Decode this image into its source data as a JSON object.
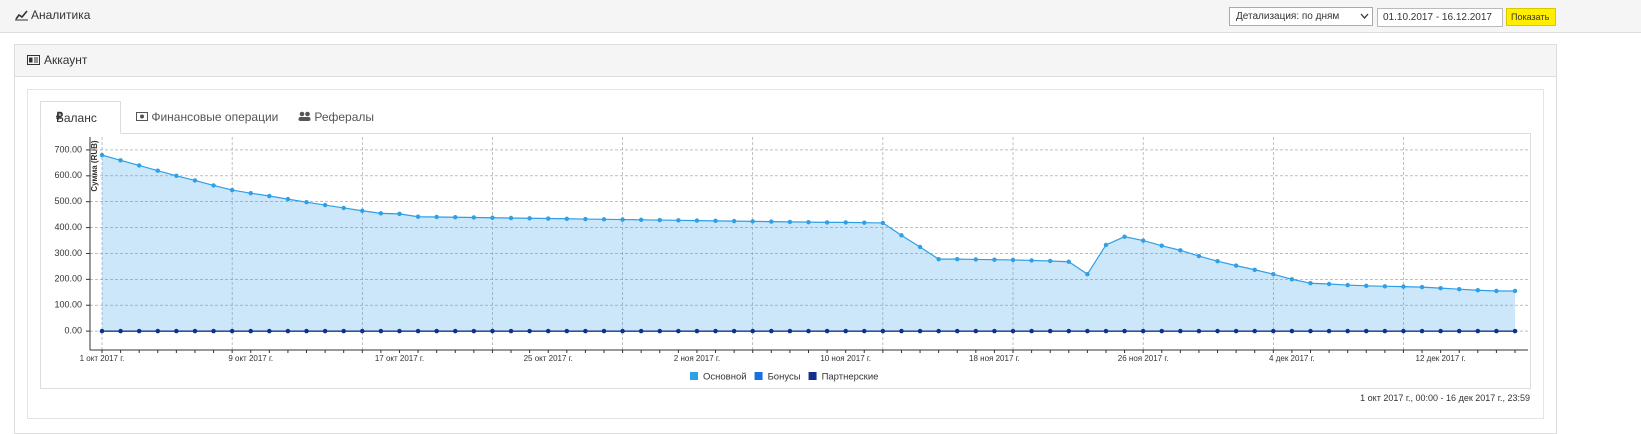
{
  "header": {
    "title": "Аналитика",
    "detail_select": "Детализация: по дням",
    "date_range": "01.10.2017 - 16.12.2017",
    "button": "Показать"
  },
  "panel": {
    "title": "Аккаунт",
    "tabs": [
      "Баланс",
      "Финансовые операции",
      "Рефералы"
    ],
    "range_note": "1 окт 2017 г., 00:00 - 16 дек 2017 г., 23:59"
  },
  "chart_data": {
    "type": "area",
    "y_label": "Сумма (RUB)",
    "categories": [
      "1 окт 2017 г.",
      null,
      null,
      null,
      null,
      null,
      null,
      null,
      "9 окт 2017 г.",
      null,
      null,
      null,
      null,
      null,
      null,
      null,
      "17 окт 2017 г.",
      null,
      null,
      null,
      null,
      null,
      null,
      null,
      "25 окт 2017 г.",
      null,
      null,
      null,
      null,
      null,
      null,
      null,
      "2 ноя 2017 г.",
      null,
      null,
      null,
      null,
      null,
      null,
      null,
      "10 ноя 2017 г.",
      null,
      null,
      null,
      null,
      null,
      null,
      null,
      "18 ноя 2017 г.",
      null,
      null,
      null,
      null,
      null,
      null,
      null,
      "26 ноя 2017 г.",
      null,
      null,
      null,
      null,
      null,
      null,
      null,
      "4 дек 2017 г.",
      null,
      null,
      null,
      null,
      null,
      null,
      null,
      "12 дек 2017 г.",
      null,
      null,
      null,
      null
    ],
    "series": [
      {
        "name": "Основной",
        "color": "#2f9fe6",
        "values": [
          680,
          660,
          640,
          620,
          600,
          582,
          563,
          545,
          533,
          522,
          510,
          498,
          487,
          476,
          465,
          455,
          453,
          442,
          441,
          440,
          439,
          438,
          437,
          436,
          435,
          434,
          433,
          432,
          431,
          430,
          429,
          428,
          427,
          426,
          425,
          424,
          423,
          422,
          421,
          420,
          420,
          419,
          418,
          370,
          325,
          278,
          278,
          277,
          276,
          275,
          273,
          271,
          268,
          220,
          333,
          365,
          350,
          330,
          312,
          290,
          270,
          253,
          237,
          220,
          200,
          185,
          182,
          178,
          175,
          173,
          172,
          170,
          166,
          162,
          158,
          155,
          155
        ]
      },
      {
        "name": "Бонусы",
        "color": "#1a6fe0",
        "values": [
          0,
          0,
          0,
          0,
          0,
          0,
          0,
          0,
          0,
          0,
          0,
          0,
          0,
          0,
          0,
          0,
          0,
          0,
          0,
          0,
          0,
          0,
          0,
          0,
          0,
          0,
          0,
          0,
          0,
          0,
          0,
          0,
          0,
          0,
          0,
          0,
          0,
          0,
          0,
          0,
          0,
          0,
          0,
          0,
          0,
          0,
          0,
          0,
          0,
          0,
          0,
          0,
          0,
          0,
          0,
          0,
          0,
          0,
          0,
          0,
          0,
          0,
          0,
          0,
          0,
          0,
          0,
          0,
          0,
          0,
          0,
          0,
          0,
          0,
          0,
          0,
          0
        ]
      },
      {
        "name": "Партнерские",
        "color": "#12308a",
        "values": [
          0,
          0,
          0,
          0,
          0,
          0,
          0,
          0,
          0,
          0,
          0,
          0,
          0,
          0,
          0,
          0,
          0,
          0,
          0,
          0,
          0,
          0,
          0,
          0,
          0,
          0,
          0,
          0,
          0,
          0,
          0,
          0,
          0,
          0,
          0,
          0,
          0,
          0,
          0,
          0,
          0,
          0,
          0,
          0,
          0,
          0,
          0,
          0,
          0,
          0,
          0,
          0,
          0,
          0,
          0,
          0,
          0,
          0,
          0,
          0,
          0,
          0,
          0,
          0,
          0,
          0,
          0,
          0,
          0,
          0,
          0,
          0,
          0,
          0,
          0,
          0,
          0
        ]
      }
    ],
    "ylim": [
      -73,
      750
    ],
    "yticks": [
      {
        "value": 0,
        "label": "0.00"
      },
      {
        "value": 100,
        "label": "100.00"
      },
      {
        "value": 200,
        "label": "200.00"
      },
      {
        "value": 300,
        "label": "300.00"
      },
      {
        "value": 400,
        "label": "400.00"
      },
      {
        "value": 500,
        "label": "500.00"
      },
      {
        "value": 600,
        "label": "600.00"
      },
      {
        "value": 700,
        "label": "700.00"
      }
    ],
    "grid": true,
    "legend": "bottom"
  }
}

════════

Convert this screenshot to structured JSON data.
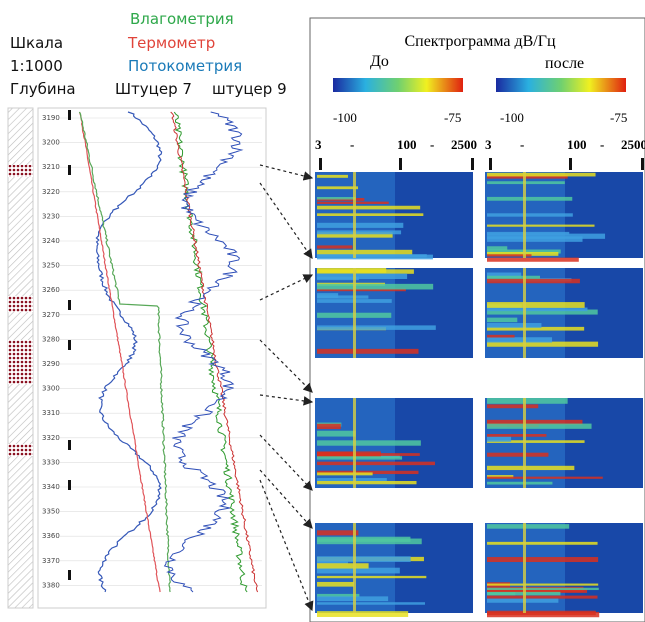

════════

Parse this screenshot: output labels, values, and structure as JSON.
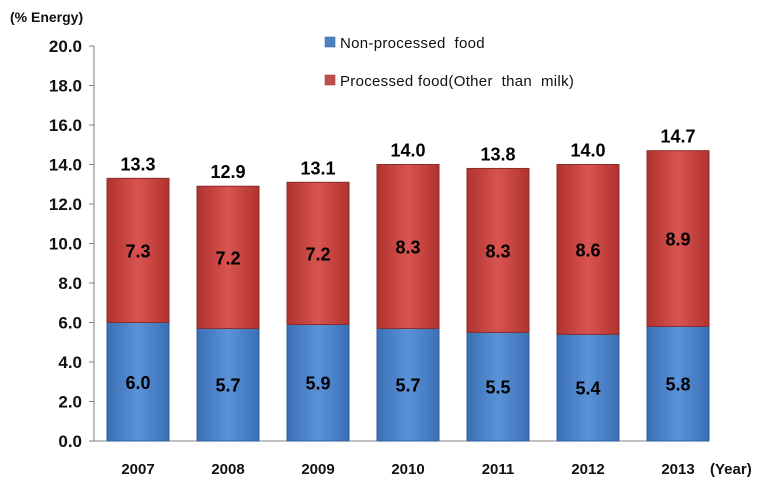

════════

◆ Your goal: Go through the listing above and list every line that has the word "screenshot".

◆ Written answer:
Convert this screenshot to structured JSON data.
Parse this screenshot: output labels, values, and structure as JSON.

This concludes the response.